» Exercise description
Find the word "палатка" in the listing; pull out each line holding it.

===== Dataset records =====

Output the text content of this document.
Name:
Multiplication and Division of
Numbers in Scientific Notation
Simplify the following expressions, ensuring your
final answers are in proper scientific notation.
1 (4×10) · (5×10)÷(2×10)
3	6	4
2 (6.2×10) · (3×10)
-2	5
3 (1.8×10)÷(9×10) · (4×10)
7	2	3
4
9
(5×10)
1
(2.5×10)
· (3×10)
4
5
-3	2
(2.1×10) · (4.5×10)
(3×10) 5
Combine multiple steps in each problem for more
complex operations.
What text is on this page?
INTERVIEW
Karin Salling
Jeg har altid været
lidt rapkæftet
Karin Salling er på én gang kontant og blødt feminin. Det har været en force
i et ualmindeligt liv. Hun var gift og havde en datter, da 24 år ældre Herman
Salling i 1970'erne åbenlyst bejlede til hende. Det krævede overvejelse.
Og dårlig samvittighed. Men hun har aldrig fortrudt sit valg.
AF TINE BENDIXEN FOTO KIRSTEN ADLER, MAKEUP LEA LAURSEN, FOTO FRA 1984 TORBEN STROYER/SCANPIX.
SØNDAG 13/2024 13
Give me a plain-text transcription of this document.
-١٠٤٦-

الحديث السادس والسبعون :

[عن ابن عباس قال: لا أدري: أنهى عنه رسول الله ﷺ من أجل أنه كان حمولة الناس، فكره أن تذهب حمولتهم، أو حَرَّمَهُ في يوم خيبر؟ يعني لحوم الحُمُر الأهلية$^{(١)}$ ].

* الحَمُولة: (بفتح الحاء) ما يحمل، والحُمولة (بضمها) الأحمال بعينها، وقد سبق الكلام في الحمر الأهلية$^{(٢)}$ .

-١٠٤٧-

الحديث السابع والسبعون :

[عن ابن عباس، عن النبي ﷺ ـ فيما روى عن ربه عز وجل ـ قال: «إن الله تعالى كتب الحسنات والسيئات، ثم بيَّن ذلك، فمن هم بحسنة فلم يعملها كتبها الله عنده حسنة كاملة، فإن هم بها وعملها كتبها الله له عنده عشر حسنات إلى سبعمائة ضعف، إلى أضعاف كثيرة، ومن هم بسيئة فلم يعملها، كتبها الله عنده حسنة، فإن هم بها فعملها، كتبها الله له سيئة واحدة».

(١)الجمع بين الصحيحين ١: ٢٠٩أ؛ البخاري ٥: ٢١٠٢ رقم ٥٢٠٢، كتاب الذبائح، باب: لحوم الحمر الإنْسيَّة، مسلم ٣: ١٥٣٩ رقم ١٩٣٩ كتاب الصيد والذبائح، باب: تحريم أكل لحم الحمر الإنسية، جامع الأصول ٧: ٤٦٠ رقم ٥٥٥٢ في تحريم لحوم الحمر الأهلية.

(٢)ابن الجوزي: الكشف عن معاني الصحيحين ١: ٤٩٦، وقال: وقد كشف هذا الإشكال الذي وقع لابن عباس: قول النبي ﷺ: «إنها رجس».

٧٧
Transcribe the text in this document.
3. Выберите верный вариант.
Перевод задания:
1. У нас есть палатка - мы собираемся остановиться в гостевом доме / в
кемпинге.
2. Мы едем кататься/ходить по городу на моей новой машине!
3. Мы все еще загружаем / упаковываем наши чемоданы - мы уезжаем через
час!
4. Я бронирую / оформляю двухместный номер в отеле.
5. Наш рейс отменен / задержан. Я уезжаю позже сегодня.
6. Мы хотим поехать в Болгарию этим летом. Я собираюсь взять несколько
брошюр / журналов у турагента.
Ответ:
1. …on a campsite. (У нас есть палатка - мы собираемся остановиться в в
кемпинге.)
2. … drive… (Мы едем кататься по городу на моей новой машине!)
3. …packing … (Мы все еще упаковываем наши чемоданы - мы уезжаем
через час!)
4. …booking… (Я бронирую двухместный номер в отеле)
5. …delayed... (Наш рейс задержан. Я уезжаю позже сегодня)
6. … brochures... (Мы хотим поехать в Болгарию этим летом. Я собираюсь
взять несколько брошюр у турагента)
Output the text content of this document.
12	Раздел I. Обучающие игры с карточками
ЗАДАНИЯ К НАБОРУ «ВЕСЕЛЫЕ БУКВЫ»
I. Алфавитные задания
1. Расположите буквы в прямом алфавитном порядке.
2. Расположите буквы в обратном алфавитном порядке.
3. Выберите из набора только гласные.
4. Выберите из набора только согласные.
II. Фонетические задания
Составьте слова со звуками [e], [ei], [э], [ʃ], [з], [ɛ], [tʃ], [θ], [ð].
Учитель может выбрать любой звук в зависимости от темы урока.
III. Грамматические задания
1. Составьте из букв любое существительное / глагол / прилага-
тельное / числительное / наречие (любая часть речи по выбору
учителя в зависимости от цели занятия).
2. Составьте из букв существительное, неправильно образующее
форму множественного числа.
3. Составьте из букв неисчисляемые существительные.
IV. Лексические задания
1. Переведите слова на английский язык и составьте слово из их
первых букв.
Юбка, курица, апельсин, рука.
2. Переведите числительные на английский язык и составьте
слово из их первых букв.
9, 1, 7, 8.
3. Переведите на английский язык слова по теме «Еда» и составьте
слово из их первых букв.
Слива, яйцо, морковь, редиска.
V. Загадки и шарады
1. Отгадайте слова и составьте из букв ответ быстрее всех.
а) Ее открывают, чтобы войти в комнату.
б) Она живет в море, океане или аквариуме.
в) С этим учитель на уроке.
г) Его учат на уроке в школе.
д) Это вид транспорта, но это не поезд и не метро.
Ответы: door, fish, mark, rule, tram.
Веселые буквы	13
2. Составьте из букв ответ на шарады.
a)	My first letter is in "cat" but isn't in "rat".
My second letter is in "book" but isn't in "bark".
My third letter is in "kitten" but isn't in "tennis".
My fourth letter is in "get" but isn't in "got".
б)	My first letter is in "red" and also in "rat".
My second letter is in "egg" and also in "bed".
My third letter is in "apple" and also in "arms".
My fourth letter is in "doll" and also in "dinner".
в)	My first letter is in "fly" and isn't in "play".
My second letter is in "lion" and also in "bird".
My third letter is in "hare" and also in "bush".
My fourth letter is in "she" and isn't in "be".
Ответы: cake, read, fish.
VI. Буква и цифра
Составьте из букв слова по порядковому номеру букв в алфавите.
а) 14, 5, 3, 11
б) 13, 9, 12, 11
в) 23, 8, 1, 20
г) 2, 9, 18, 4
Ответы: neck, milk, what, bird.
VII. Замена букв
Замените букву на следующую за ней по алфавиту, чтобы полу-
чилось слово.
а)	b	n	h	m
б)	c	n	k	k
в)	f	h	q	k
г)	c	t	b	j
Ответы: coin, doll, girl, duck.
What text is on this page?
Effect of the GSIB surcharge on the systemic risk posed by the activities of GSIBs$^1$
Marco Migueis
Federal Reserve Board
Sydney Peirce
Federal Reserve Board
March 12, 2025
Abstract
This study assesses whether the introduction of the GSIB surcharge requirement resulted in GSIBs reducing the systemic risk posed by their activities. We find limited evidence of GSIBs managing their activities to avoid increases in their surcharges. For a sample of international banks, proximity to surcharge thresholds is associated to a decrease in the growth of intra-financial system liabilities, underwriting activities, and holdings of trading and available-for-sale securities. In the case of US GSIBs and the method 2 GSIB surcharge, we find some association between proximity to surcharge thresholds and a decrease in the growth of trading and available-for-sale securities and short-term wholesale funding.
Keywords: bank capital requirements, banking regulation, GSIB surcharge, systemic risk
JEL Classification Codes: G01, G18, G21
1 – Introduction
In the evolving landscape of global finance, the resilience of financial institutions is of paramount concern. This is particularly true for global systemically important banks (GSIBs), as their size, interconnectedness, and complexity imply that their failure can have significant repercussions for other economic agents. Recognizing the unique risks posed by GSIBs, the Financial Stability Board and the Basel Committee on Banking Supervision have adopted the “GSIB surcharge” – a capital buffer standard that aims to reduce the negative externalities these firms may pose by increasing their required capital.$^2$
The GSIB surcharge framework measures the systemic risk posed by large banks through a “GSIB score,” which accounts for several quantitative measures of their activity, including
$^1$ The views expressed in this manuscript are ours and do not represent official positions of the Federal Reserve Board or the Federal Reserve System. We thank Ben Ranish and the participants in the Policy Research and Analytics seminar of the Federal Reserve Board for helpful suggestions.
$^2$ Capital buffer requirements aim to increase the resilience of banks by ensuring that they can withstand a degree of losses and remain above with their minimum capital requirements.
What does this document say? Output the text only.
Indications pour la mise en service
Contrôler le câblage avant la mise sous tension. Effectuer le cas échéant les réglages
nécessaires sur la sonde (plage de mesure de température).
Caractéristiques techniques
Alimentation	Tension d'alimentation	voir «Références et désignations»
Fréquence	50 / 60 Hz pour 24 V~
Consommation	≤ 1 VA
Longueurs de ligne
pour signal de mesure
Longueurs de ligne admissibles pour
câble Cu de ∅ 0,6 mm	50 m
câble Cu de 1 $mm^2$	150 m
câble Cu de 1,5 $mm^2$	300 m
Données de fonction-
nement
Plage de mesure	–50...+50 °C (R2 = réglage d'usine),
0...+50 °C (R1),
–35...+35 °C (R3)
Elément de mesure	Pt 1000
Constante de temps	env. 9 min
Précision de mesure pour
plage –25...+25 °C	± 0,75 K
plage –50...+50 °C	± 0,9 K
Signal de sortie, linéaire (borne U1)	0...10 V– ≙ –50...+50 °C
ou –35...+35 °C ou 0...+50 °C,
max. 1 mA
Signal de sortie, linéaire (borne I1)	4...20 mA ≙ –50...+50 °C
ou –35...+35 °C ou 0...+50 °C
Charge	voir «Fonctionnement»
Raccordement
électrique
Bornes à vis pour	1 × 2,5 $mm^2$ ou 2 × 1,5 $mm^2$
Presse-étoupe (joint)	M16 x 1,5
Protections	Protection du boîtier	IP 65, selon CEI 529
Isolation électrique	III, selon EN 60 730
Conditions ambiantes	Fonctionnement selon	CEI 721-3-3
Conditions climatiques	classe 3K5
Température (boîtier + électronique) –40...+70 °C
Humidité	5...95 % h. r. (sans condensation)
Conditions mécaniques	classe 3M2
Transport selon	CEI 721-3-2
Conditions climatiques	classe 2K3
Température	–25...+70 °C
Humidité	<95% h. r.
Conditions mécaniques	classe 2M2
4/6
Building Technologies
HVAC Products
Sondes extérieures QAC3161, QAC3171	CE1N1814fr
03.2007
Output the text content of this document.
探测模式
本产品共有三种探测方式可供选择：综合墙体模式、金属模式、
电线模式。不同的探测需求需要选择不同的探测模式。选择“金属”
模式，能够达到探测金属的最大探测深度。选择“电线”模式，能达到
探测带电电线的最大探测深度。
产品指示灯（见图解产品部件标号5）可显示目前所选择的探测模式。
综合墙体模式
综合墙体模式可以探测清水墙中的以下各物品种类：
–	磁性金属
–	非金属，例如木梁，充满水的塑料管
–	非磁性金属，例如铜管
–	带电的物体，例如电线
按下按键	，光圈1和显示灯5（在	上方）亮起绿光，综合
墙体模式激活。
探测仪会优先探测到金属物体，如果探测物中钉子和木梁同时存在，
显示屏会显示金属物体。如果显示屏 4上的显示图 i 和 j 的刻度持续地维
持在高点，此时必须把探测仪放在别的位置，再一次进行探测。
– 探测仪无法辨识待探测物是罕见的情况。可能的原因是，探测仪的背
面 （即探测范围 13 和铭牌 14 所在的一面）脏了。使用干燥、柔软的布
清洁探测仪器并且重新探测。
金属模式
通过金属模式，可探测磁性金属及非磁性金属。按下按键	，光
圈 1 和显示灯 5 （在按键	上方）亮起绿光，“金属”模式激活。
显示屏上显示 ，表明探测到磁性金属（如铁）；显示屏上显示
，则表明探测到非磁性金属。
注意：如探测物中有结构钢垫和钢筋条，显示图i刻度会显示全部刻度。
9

=====

» Correct response
1. У нас есть палатка - мы собираемся остановиться в гостевом доме / в
1. …on a campsite. (У нас есть палатка - мы собираемся остановиться в в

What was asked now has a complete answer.